WRITTEN INSTRUCTION:
Reproduce verbatim the lines in the records that begin with the line containing "violin-base xyxy=(361,1007,464,1017)" and end with the line containing "y-tick-label: 0.25 xyxy=(101,812,202,864)", both lines included, and nothing more.

AVAILABLE RECORDS:
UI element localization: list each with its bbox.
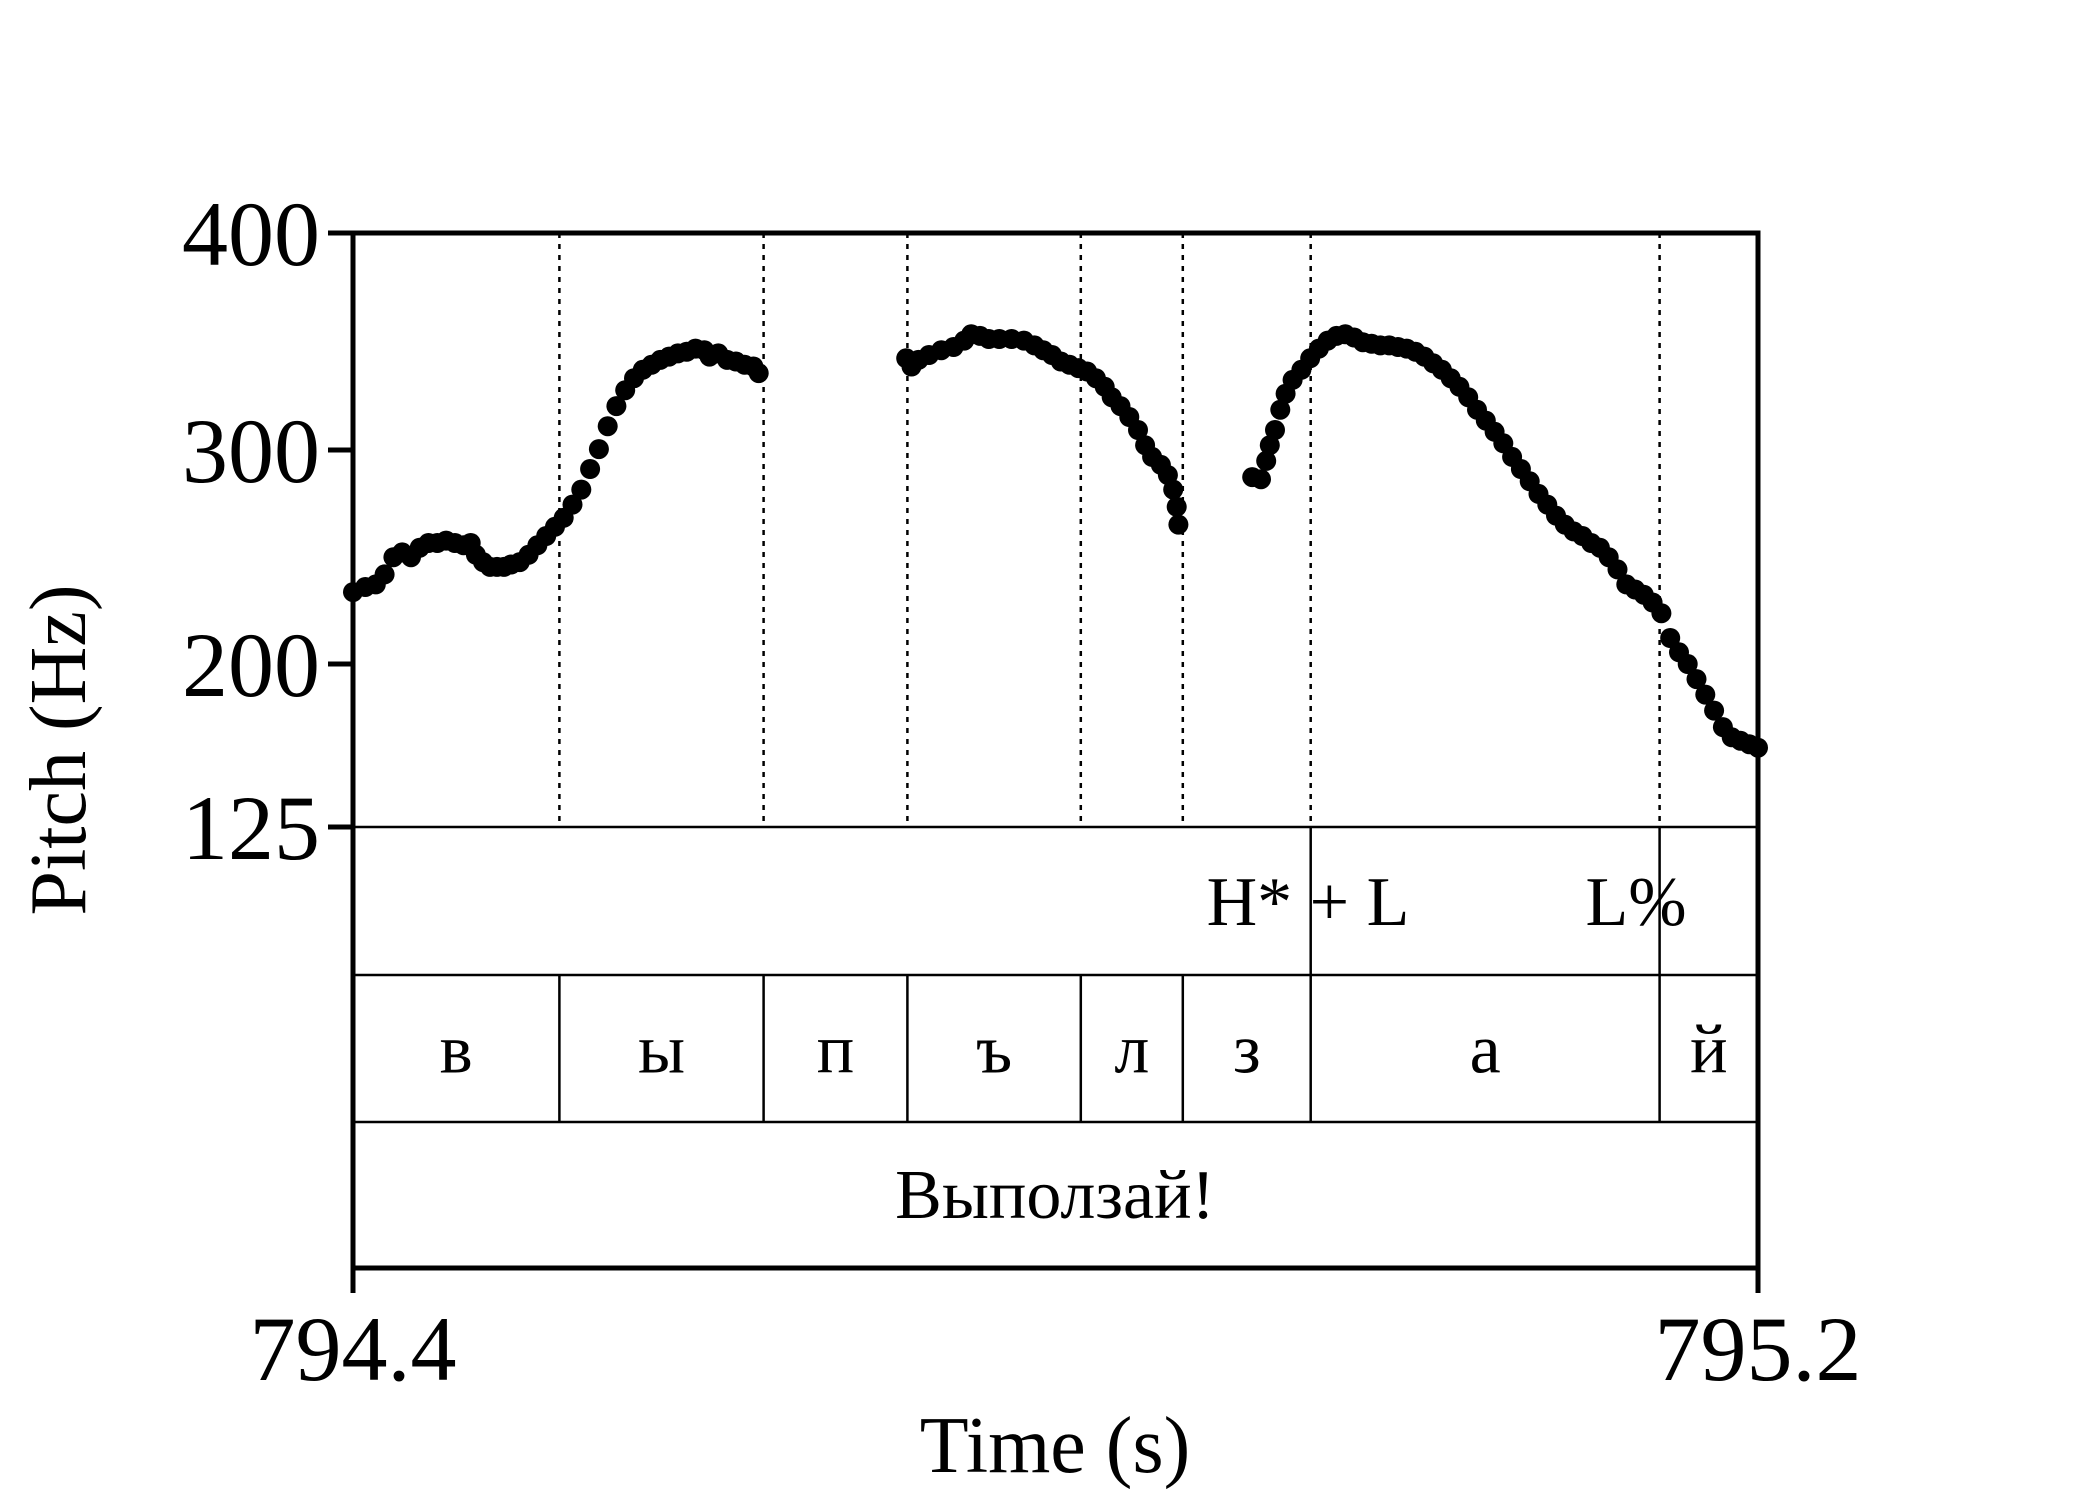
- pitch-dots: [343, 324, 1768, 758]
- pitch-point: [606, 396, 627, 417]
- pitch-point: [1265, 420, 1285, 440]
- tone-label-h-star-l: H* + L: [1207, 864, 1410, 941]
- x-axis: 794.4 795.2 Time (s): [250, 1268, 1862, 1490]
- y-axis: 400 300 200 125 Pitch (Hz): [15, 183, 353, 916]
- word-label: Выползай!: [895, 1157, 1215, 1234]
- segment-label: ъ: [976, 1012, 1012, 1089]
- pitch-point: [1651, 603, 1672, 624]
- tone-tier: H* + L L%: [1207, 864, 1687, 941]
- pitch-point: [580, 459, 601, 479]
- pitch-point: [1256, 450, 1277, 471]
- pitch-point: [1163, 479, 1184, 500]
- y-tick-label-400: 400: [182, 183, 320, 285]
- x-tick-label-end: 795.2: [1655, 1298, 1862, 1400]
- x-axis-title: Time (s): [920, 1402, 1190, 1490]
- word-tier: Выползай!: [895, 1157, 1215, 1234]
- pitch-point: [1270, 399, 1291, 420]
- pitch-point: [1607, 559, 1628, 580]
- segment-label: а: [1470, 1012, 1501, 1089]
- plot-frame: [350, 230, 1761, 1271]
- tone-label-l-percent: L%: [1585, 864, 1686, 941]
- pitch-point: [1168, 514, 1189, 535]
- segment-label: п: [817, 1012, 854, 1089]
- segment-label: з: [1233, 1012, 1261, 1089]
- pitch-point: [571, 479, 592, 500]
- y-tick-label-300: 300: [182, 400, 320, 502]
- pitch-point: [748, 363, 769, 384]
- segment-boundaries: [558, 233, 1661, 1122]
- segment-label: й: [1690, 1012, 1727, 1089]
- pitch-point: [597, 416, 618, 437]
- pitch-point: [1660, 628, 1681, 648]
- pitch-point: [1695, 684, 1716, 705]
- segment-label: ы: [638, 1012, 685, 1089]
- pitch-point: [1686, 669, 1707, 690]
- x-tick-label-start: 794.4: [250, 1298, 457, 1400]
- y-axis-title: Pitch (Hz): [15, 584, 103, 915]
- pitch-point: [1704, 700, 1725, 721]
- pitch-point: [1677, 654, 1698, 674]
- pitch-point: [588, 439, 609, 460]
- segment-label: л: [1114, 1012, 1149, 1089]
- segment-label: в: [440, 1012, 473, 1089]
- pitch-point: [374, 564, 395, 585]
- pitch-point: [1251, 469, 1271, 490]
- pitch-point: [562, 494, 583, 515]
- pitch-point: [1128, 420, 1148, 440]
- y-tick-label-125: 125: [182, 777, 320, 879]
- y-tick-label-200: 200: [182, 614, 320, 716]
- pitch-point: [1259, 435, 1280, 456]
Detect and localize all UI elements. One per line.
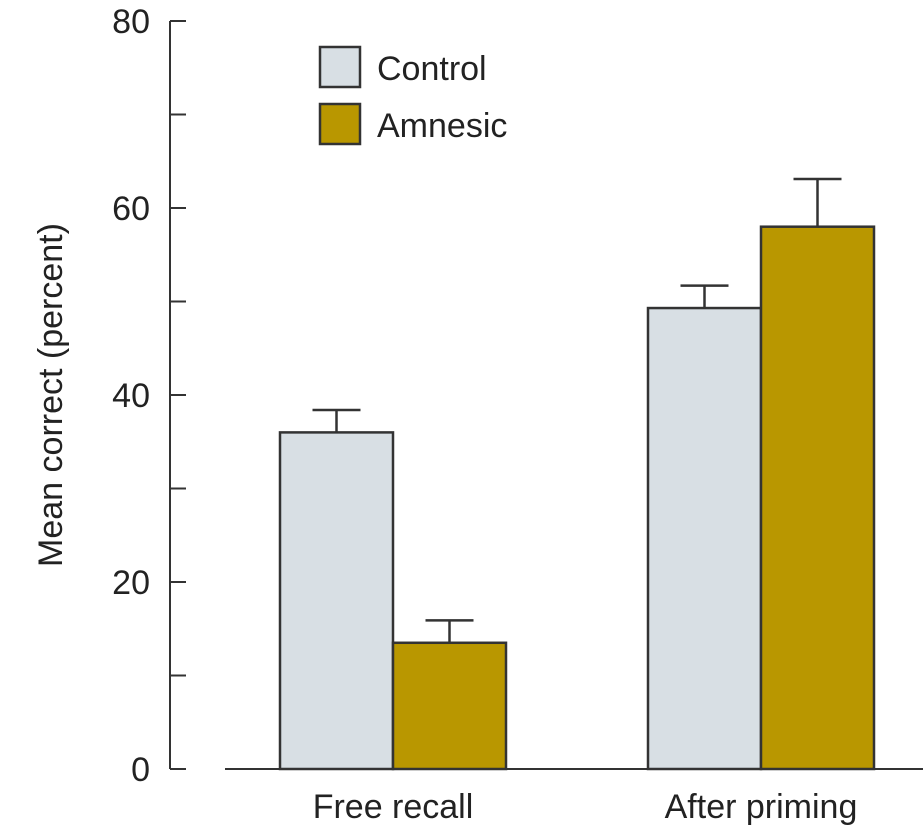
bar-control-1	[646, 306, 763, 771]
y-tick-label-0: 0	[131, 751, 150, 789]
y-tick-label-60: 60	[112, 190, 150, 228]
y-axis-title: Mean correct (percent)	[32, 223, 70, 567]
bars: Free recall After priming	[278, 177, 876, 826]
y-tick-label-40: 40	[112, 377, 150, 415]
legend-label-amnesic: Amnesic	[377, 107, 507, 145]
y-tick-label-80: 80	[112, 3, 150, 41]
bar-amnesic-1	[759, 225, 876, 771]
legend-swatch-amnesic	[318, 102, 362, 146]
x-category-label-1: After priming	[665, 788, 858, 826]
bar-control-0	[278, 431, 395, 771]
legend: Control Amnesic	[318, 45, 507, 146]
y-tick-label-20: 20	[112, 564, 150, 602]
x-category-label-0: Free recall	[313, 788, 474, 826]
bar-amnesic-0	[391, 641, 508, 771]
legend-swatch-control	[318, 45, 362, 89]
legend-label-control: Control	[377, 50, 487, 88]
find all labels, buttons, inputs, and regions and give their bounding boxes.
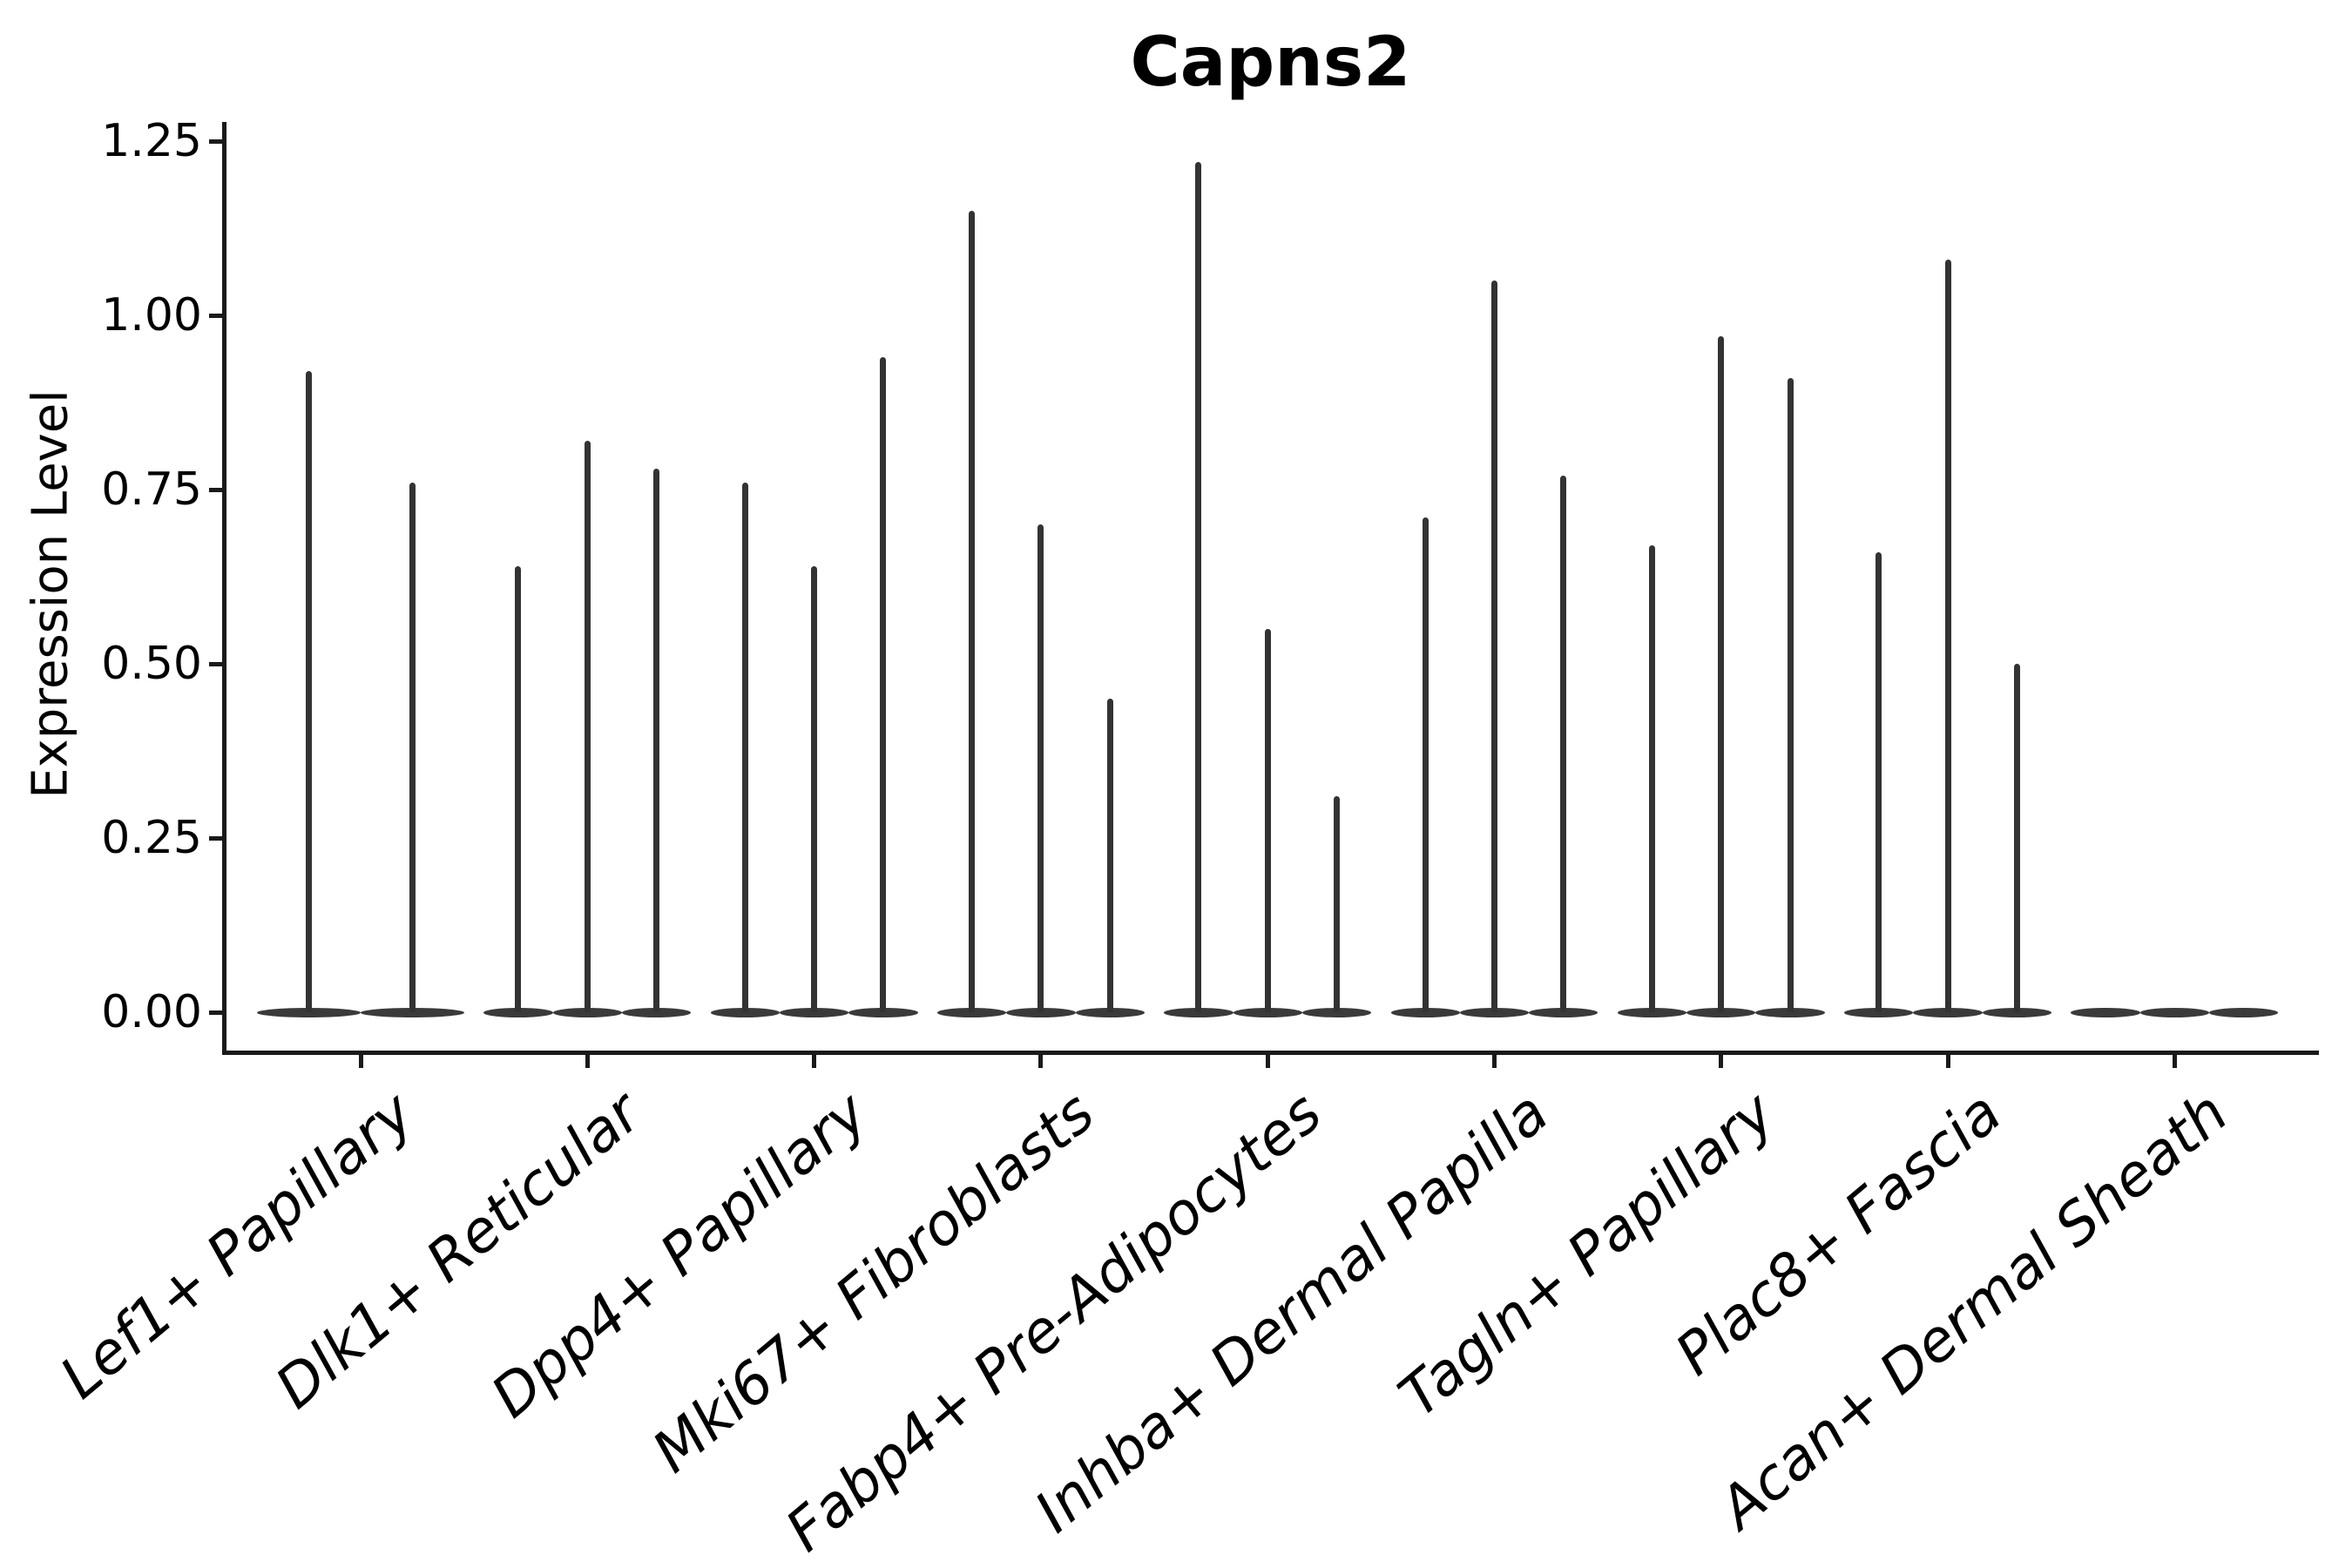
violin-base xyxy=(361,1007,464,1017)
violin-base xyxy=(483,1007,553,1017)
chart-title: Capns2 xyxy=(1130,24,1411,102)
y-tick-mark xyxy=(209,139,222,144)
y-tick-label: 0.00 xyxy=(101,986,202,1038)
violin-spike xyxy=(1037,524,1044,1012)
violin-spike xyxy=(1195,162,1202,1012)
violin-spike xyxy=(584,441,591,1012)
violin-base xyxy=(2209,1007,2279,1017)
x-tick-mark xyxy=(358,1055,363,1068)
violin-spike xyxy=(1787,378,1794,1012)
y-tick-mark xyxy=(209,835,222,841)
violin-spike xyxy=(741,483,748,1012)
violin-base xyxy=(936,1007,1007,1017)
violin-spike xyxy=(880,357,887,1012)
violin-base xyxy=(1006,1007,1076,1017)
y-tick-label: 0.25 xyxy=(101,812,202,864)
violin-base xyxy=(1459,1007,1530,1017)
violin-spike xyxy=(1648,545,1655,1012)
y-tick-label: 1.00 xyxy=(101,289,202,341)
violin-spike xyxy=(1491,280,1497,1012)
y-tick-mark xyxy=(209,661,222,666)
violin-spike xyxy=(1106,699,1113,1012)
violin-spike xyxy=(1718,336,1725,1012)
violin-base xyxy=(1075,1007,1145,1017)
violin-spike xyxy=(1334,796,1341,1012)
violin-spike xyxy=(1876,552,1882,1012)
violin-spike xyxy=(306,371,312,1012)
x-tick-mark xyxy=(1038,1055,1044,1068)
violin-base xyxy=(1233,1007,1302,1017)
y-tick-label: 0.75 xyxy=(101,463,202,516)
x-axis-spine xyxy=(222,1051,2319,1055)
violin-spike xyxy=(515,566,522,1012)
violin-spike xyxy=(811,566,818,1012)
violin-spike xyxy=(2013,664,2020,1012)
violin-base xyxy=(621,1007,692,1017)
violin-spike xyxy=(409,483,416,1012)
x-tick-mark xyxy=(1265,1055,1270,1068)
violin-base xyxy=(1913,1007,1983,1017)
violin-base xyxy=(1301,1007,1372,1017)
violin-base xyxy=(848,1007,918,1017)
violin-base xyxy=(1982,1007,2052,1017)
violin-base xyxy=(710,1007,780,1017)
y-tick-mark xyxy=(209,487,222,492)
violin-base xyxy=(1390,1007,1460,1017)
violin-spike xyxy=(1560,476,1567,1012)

PROBLEM SOLUTION:
violin-base xyxy=(361,1007,464,1017)
violin-base xyxy=(483,1007,553,1017)
chart-title: Capns2 xyxy=(1130,24,1411,102)
y-tick-mark xyxy=(209,139,222,144)
y-tick-label: 0.00 xyxy=(101,986,202,1038)
violin-spike xyxy=(1037,524,1044,1012)
violin-spike xyxy=(1195,162,1202,1012)
violin-spike xyxy=(584,441,591,1012)
violin-base xyxy=(2209,1007,2279,1017)
x-tick-mark xyxy=(358,1055,363,1068)
violin-spike xyxy=(1787,378,1794,1012)
y-tick-mark xyxy=(209,835,222,841)
violin-spike xyxy=(741,483,748,1012)
violin-base xyxy=(936,1007,1007,1017)
violin-spike xyxy=(880,357,887,1012)
violin-base xyxy=(1006,1007,1076,1017)
y-tick-label: 0.25 xyxy=(101,812,202,864)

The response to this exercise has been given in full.